Dataset extract:

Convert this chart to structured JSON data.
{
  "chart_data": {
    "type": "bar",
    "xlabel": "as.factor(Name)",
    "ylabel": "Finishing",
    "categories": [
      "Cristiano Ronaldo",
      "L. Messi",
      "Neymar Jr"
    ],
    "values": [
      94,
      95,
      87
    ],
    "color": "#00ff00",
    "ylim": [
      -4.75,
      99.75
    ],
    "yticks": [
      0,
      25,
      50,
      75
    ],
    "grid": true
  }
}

To be done: All the entries above need to be reproduced exactly.

Answer to this problem:
Convert this chart to structured JSON data.
{
  "chart_data": {
    "type": "bar",
    "xlabel": "as.factor(Name)",
    "ylabel": "Finishing",
    "categories": [
      "Cristiano Ronaldo",
      "L. Messi",
      "Neymar Jr"
    ],
    "values": [
      94,
      95,
      87
    ],
    "color": "#00ff00",
    "ylim": [
      -4.75,
      99.75
    ],
    "yticks": [
      0,
      25,
      50,
      75
    ],
    "grid": true
  }
}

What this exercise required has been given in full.